-- Begin SUPPLIED INFORMATION --

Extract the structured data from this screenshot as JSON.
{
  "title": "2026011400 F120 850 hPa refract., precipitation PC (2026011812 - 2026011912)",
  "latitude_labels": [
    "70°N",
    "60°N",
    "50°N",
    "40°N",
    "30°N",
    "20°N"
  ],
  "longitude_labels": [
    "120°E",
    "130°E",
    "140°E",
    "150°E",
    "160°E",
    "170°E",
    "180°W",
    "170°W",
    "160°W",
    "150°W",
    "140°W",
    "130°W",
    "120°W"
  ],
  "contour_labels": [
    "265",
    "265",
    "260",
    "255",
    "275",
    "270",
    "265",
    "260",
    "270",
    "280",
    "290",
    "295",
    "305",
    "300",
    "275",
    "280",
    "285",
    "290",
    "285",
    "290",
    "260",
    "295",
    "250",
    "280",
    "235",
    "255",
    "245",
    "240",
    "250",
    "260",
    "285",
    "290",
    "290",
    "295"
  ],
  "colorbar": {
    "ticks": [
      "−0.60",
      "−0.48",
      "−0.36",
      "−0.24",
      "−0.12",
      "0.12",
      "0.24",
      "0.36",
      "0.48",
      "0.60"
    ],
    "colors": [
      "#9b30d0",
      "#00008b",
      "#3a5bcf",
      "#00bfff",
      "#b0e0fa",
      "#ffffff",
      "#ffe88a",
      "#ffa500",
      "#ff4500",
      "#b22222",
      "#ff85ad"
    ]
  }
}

-- End SUPPLIED INFORMATION --

## WHAT IS ASKED
Write the material out again in its entirety, exactly as shown.

## TASK OUTPUT
Extract the structured data from this screenshot as JSON.
{
  "title": "2026011400 F120 850 hPa refract., precipitation PC (2026011812 - 2026011912)",
  "latitude_labels": [
    "70°N",
    "60°N",
    "50°N",
    "40°N",
    "30°N",
    "20°N"
  ],
  "longitude_labels": [
    "120°E",
    "130°E",
    "140°E",
    "150°E",
    "160°E",
    "170°E",
    "180°W",
    "170°W",
    "160°W",
    "150°W",
    "140°W",
    "130°W",
    "120°W"
  ],
  "contour_labels": [
    "265",
    "265",
    "260",
    "255",
    "275",
    "270",
    "265",
    "260",
    "270",
    "280",
    "290",
    "295",
    "305",
    "300",
    "275",
    "280",
    "285",
    "290",
    "285",
    "290",
    "260",
    "295",
    "250",
    "280",
    "235",
    "255",
    "245",
    "240",
    "250",
    "260",
    "285",
    "290",
    "290",
    "295"
  ],
  "colorbar": {
    "ticks": [
      "−0.60",
      "−0.48",
      "−0.36",
      "−0.24",
      "−0.12",
      "0.12",
      "0.24",
      "0.36",
      "0.48",
      "0.60"
    ],
    "colors": [
      "#9b30d0",
      "#00008b",
      "#3a5bcf",
      "#00bfff",
      "#b0e0fa",
      "#ffffff",
      "#ffe88a",
      "#ffa500",
      "#ff4500",
      "#b22222",
      "#ff85ad"
    ]
  }
}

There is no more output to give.